• [Listing]
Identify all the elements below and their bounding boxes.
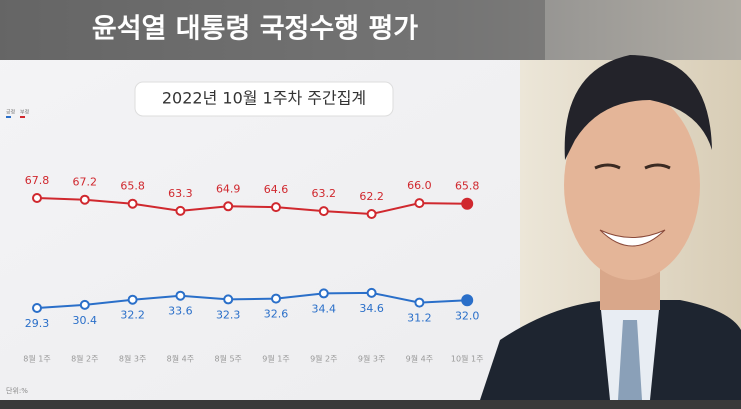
- value-label: 29.3: [25, 317, 50, 330]
- tie: [618, 320, 642, 400]
- data-point: [32, 193, 42, 203]
- value-label: 67.2: [73, 176, 98, 189]
- value-label: 63.2: [312, 187, 337, 200]
- x-tick-label: 8월 2주: [71, 354, 98, 364]
- data-point: [414, 198, 425, 209]
- legend-label: 부정: [20, 109, 29, 116]
- value-label: 34.4: [312, 302, 337, 315]
- data-point: [127, 198, 138, 209]
- value-label: 32.2: [120, 309, 145, 322]
- data-point: [318, 206, 329, 217]
- data-point: [223, 201, 234, 212]
- data-point: [271, 293, 281, 304]
- header-shade: [0, 0, 545, 60]
- x-tick-label: 8월 5주: [214, 354, 241, 364]
- x-tick-label: 8월 3주: [119, 354, 146, 364]
- value-label: 67.8: [25, 174, 50, 187]
- data-point: [175, 290, 186, 301]
- data-point: [461, 197, 474, 210]
- value-label: 32.0: [455, 309, 480, 322]
- chart-title: 윤석열 대통령 국정수행 평가: [92, 14, 418, 45]
- smile: [599, 229, 666, 247]
- hair: [564, 55, 712, 160]
- data-point: [414, 297, 425, 308]
- legend-label: 긍정: [6, 109, 15, 116]
- value-label: 31.2: [407, 312, 432, 325]
- value-label: 32.6: [264, 308, 289, 321]
- portrait-photo: [480, 55, 741, 400]
- subtitle-box: [134, 81, 394, 117]
- data-point: [366, 209, 377, 219]
- x-tick-label: 8월 1주: [23, 354, 50, 364]
- legend-swatch: [6, 116, 11, 118]
- chart-subtitle: 2022년 10월 1주차 주간집계: [162, 89, 366, 108]
- data-point: [366, 287, 377, 298]
- eye-right: [644, 163, 671, 170]
- value-label: 64.9: [216, 182, 241, 195]
- x-tick-label: 9월 3주: [358, 354, 385, 364]
- value-label: 65.8: [455, 180, 480, 193]
- value-label: 34.6: [359, 302, 384, 315]
- value-label: 63.3: [168, 187, 193, 200]
- x-tick-label: 10월 1주: [451, 354, 484, 364]
- data-point: [461, 294, 474, 307]
- data-point: [271, 202, 281, 213]
- data-point: [318, 288, 329, 299]
- data-point: [175, 205, 186, 216]
- eye-left: [594, 163, 621, 170]
- value-label: 66.0: [407, 179, 432, 192]
- series-line: [36, 197, 468, 216]
- value-label: 64.6: [264, 183, 289, 196]
- value-label: 65.8: [120, 180, 145, 193]
- value-label: 30.4: [73, 314, 98, 327]
- data-point: [223, 294, 234, 305]
- data-point: [127, 294, 138, 305]
- value-label: 62.2: [359, 190, 384, 203]
- x-tick-label: 9월 1주: [262, 354, 289, 364]
- x-tick-label: 8월 4주: [167, 354, 194, 364]
- value-label: 32.3: [216, 308, 241, 321]
- series-line: [36, 291, 468, 309]
- data-point: [79, 299, 90, 310]
- x-tick-label: 9월 4주: [406, 354, 433, 364]
- legend-swatch: [20, 116, 25, 118]
- data-point: [32, 303, 42, 313]
- value-label: 33.6: [168, 305, 193, 318]
- face: [564, 90, 700, 280]
- unit-note: 단위:%: [6, 386, 28, 395]
- data-point: [79, 194, 90, 205]
- bottom-bar: [0, 400, 741, 409]
- x-tick-label: 9월 2주: [310, 354, 337, 364]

• [Task to carry out]
Copy the rows above word for word, from the row that contains "- value-label: 29.3: [25, 317, 50, 330]" through the row that contains "- data-point: [223, 201, 234, 212]", including both of those rows.

• [Exercise solution]
- value-label: 29.3: [25, 317, 50, 330]
- tie: [618, 320, 642, 400]
- data-point: [32, 193, 42, 203]
- value-label: 67.2: [73, 176, 98, 189]
- value-label: 63.2: [312, 187, 337, 200]
- x-tick-label: 8월 2주: [71, 354, 98, 364]
- data-point: [414, 198, 425, 209]
- legend-label: 부정: [20, 109, 29, 116]
- value-label: 34.4: [312, 302, 337, 315]
- data-point: [127, 198, 138, 209]
- value-label: 32.2: [120, 309, 145, 322]
- data-point: [318, 206, 329, 217]
- data-point: [223, 201, 234, 212]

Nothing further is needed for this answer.